What you will do: Without including any pictures, copy each entry below exactly.

(Stored records)
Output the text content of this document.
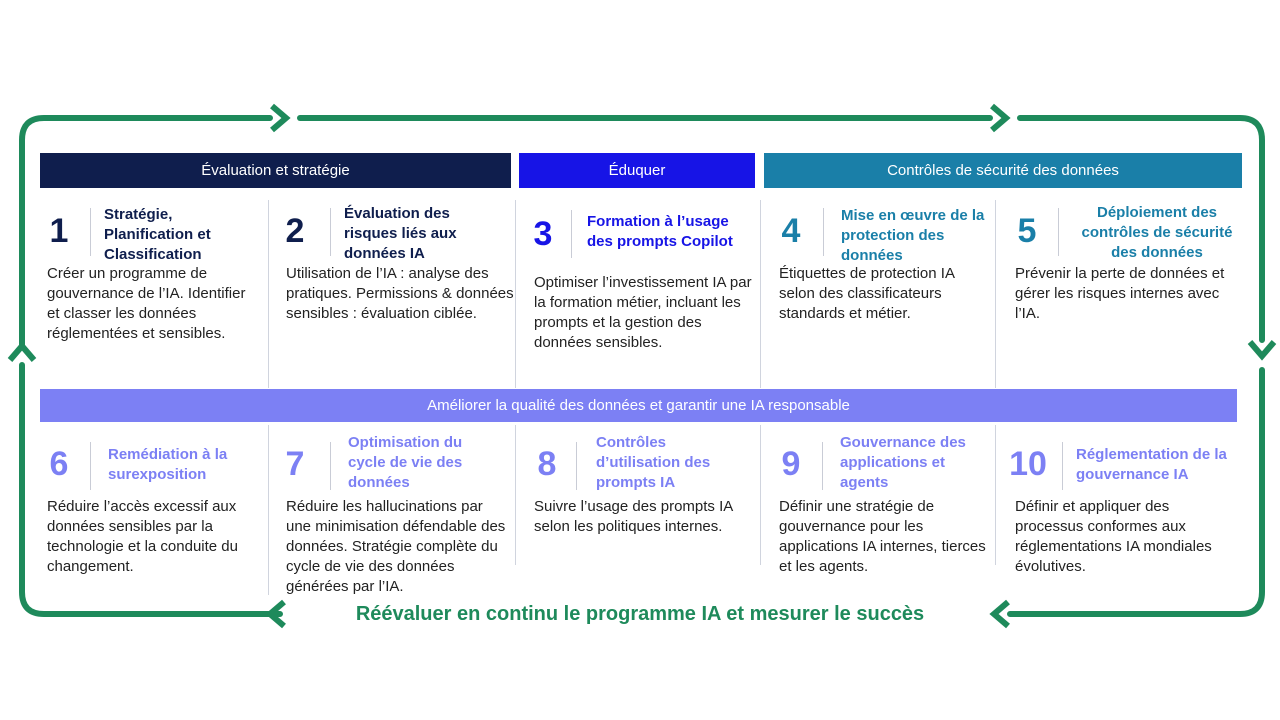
Évaluation et stratégie	Éduquer	Contrôles de sécurité des données
1	Stratégie, Planification et Classification
Créer un programme de gouvernance de l’IA. Identifier et classer les données réglementées et sensibles.
2	Évaluation des risques liés aux données IA
Utilisation de l’IA : analyse des pratiques. Permissions & données sensibles : évaluation ciblée.
3	Formation à l’usage des prompts Copilot
Optimiser l’investissement IA par la formation métier, incluant les prompts et la gestion des données sensibles.
4	Mise en œuvre de la protection des données
Étiquettes de protection IA selon des classificateurs standards et métier.
5	Déploiement des contrôles de sécurité des données
Prévenir la perte de données et gérer les risques internes avec l’IA.
Améliorer la qualité des données et garantir une IA responsable
6	Remédiation à la surexposition
Réduire l’accès excessif aux données sensibles par la technologie et la conduite du changement.
7
Optimisation du cycle de vie des données
Réduire les hallucinations par une minimisation défendable des données. Stratégie complète du cycle de vie des données générées par l’IA.
8
Contrôles d’utilisation des prompts IA
Suivre l’usage des prompts IA selon les politiques internes.
9
Gouvernance des applications et agents
Définir une stratégie de gouvernance pour les applications IA internes, tierces et les agents.
10	Réglementation de la gouvernance IA
Définir et appliquer des processus conformes aux réglementations IA mondiales évolutives.
Réévaluer en continu le programme IA et mesurer le succès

Full output:
Output the text content of this document.
Évaluation et stratégie	Éduquer	Contrôles de sécurité des données
1	Stratégie, Planification et Classification
Créer un programme de gouvernance de l’IA. Identifier et classer les données réglementées et sensibles.
2	Évaluation des risques liés aux données IA
Utilisation de l’IA : analyse des pratiques. Permissions & données sensibles : évaluation ciblée.
3	Formation à l’usage des prompts Copilot
Optimiser l’investissement IA par la formation métier, incluant les prompts et la gestion des données sensibles.
4	Mise en œuvre de la protection des données
Étiquettes de protection IA selon des classificateurs standards et métier.
5	Déploiement des contrôles de sécurité des données
Prévenir la perte de données et gérer les risques internes avec l’IA.
Améliorer la qualité des données et garantir une IA responsable
6	Remédiation à la surexposition
Réduire l’accès excessif aux données sensibles par la technologie et la conduite du changement.
7
Optimisation du cycle de vie des données
Réduire les hallucinations par une minimisation défendable des données. Stratégie complète du cycle de vie des données générées par l’IA.
8
Contrôles d’utilisation des prompts IA
Suivre l’usage des prompts IA selon les politiques internes.
9
Gouvernance des applications et agents
Définir une stratégie de gouvernance pour les applications IA internes, tierces et les agents.
10	Réglementation de la gouvernance IA
Définir et appliquer des processus conformes aux réglementations IA mondiales évolutives.
Réévaluer en continu le programme IA et mesurer le succès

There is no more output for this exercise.